Records provided>
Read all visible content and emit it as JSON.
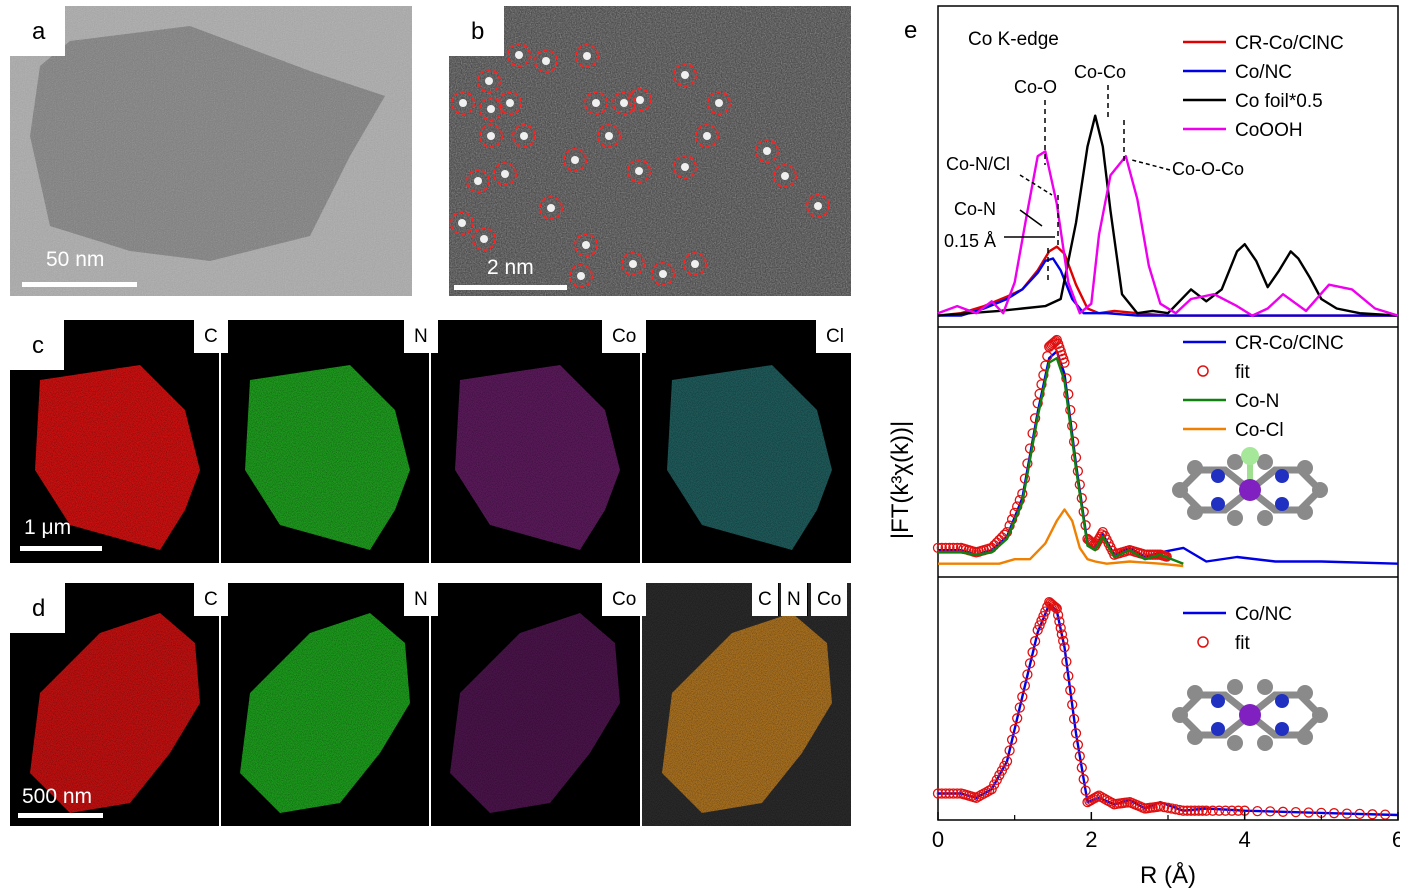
{
  "panels": {
    "a": {
      "label": "a",
      "scale_bar": "50 nm"
    },
    "b": {
      "label": "b",
      "scale_bar": "2 nm"
    },
    "c": {
      "label": "c",
      "tags": [
        "C",
        "N",
        "Co",
        "Cl"
      ],
      "scale_bar": "1 μm"
    },
    "d": {
      "label": "d",
      "tags": [
        "C",
        "N",
        "Co"
      ],
      "overlay_tags": [
        "C",
        "N",
        "Co"
      ],
      "scale_bar": "500 nm"
    },
    "e": {
      "label": "e"
    }
  },
  "colors": {
    "red": "#e00000",
    "blue": "#0000e6",
    "black": "#000000",
    "magenta": "#ee00ee",
    "green": "#108010",
    "orange": "#f08000",
    "fit_circle": "#e01010"
  },
  "chart_data": {
    "type": "line",
    "xlabel": "R (Å)",
    "ylabel": "|FT(k³χ(k))|",
    "xlim": [
      0,
      6
    ],
    "xticks": [
      "0",
      "2",
      "4",
      "6"
    ],
    "subplots": [
      {
        "title": "Co K-edge",
        "legend": "top-right",
        "annotations": [
          "Co-O",
          "Co-Co",
          "Co-N/Cl",
          "Co-N",
          "0.15 Å",
          "Co-O-Co"
        ],
        "series": [
          {
            "name": "CR-Co/ClNC",
            "color": "red",
            "x": [
              0,
              0.3,
              0.6,
              0.9,
              1.1,
              1.3,
              1.45,
              1.55,
              1.65,
              1.8,
              1.95,
              2.1,
              2.3,
              2.6,
              3.0,
              3.5,
              4.0,
              5.0,
              6.0
            ],
            "y": [
              0.01,
              0.02,
              0.05,
              0.09,
              0.12,
              0.2,
              0.28,
              0.3,
              0.27,
              0.14,
              0.04,
              0.02,
              0.03,
              0.02,
              0.01,
              0.01,
              0.01,
              0.01,
              0.01
            ]
          },
          {
            "name": "Co/NC",
            "color": "blue",
            "x": [
              0,
              0.3,
              0.6,
              0.9,
              1.1,
              1.3,
              1.4,
              1.5,
              1.6,
              1.75,
              1.9,
              2.2,
              2.6,
              3.0,
              4.0,
              5.0,
              6.0
            ],
            "y": [
              0.01,
              0.01,
              0.04,
              0.08,
              0.12,
              0.19,
              0.24,
              0.25,
              0.2,
              0.08,
              0.02,
              0.02,
              0.01,
              0.01,
              0.01,
              0.01,
              0.01
            ]
          },
          {
            "name": "Co foil*0.5",
            "color": "black",
            "x": [
              0,
              0.4,
              0.8,
              1.1,
              1.4,
              1.6,
              1.8,
              1.95,
              2.05,
              2.15,
              2.25,
              2.4,
              2.6,
              2.8,
              3.0,
              3.3,
              3.5,
              3.7,
              3.9,
              4.0,
              4.15,
              4.3,
              4.45,
              4.6,
              4.7,
              4.85,
              5.0,
              5.2,
              5.5,
              6.0
            ],
            "y": [
              0.01,
              0.02,
              0.03,
              0.04,
              0.05,
              0.08,
              0.4,
              0.72,
              0.85,
              0.72,
              0.45,
              0.1,
              0.02,
              0.03,
              0.02,
              0.12,
              0.07,
              0.12,
              0.28,
              0.31,
              0.24,
              0.13,
              0.2,
              0.28,
              0.25,
              0.17,
              0.08,
              0.04,
              0.02,
              0.01
            ]
          },
          {
            "name": "CoOOH",
            "color": "magenta",
            "x": [
              0,
              0.25,
              0.5,
              0.7,
              0.85,
              1.0,
              1.15,
              1.3,
              1.4,
              1.55,
              1.7,
              1.85,
              2.0,
              2.1,
              2.25,
              2.45,
              2.6,
              2.75,
              2.9,
              3.1,
              3.3,
              3.6,
              3.9,
              4.1,
              4.3,
              4.5,
              4.8,
              5.1,
              5.4,
              5.7,
              6.0
            ],
            "y": [
              0.02,
              0.05,
              0.02,
              0.07,
              0.02,
              0.15,
              0.42,
              0.68,
              0.7,
              0.48,
              0.15,
              0.02,
              0.06,
              0.35,
              0.6,
              0.68,
              0.5,
              0.22,
              0.06,
              0.02,
              0.08,
              0.1,
              0.05,
              0.01,
              0.04,
              0.1,
              0.03,
              0.14,
              0.12,
              0.04,
              0.01
            ]
          }
        ]
      },
      {
        "legend": "top-right",
        "series": [
          {
            "name": "CR-Co/ClNC",
            "color": "blue",
            "style": "line",
            "x": [
              0,
              0.3,
              0.5,
              0.7,
              0.9,
              1.1,
              1.3,
              1.45,
              1.55,
              1.65,
              1.8,
              1.95,
              2.05,
              2.15,
              2.3,
              2.5,
              2.7,
              2.9,
              3.2,
              3.5,
              3.9,
              4.4,
              5.0,
              6.0
            ],
            "y": [
              0.07,
              0.07,
              0.05,
              0.07,
              0.13,
              0.3,
              0.68,
              0.92,
              0.95,
              0.85,
              0.45,
              0.1,
              0.08,
              0.14,
              0.05,
              0.08,
              0.04,
              0.06,
              0.08,
              0.02,
              0.04,
              0.02,
              0.02,
              0.01
            ]
          },
          {
            "name": "fit",
            "color": "fit_circle",
            "style": "circles",
            "x": [
              0,
              0.3,
              0.5,
              0.7,
              0.9,
              1.1,
              1.3,
              1.45,
              1.55,
              1.65,
              1.8,
              1.95,
              2.05,
              2.15,
              2.3,
              2.5,
              2.7,
              2.9,
              3.0
            ],
            "y": [
              0.08,
              0.08,
              0.06,
              0.08,
              0.15,
              0.32,
              0.72,
              0.97,
              1.0,
              0.9,
              0.48,
              0.12,
              0.09,
              0.15,
              0.05,
              0.07,
              0.05,
              0.05,
              0.04
            ]
          },
          {
            "name": "Co-N",
            "color": "green",
            "style": "line",
            "x": [
              0,
              0.3,
              0.5,
              0.7,
              0.9,
              1.1,
              1.3,
              1.45,
              1.55,
              1.65,
              1.8,
              1.95,
              2.05,
              2.15,
              2.3,
              2.5,
              2.7,
              2.9,
              3.2
            ],
            "y": [
              0.06,
              0.06,
              0.05,
              0.06,
              0.12,
              0.28,
              0.66,
              0.9,
              0.92,
              0.82,
              0.43,
              0.09,
              0.07,
              0.13,
              0.04,
              0.07,
              0.03,
              0.05,
              0.01
            ]
          },
          {
            "name": "Co-Cl",
            "color": "orange",
            "style": "line",
            "x": [
              0,
              0.4,
              0.8,
              1.0,
              1.2,
              1.4,
              1.55,
              1.65,
              1.75,
              1.85,
              1.95,
              2.05,
              2.2,
              2.5,
              2.9,
              3.2
            ],
            "y": [
              0.01,
              0.01,
              0.01,
              0.03,
              0.03,
              0.1,
              0.2,
              0.25,
              0.2,
              0.08,
              0.03,
              0.02,
              0.01,
              0.02,
              0.01,
              0.0
            ]
          }
        ]
      },
      {
        "legend": "top-right",
        "series": [
          {
            "name": "Co/NC",
            "color": "blue",
            "style": "line",
            "x": [
              0,
              0.3,
              0.5,
              0.7,
              0.9,
              1.1,
              1.3,
              1.45,
              1.55,
              1.65,
              1.8,
              1.95,
              2.1,
              2.3,
              2.5,
              2.7,
              2.9,
              3.2,
              3.5,
              4.0,
              5.0,
              6.0
            ],
            "y": [
              0.1,
              0.1,
              0.08,
              0.12,
              0.25,
              0.55,
              0.85,
              0.98,
              0.95,
              0.78,
              0.38,
              0.06,
              0.08,
              0.05,
              0.07,
              0.03,
              0.06,
              0.02,
              0.03,
              0.02,
              0.01,
              0.0
            ]
          },
          {
            "name": "fit",
            "color": "fit_circle",
            "style": "circles",
            "x": [
              0,
              0.3,
              0.5,
              0.7,
              0.9,
              1.1,
              1.3,
              1.45,
              1.55,
              1.65,
              1.8,
              1.95,
              2.1,
              2.3,
              2.5,
              2.7,
              2.9,
              3.2,
              3.5,
              4.0,
              5.0,
              6.0
            ],
            "y": [
              0.1,
              0.1,
              0.08,
              0.12,
              0.25,
              0.55,
              0.86,
              0.99,
              0.96,
              0.78,
              0.38,
              0.06,
              0.09,
              0.05,
              0.06,
              0.03,
              0.04,
              0.02,
              0.02,
              0.02,
              0.01,
              0.0
            ]
          }
        ]
      }
    ]
  }
}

To do>
State how many lines of the listing include "name", and nothing more.

Final result>
10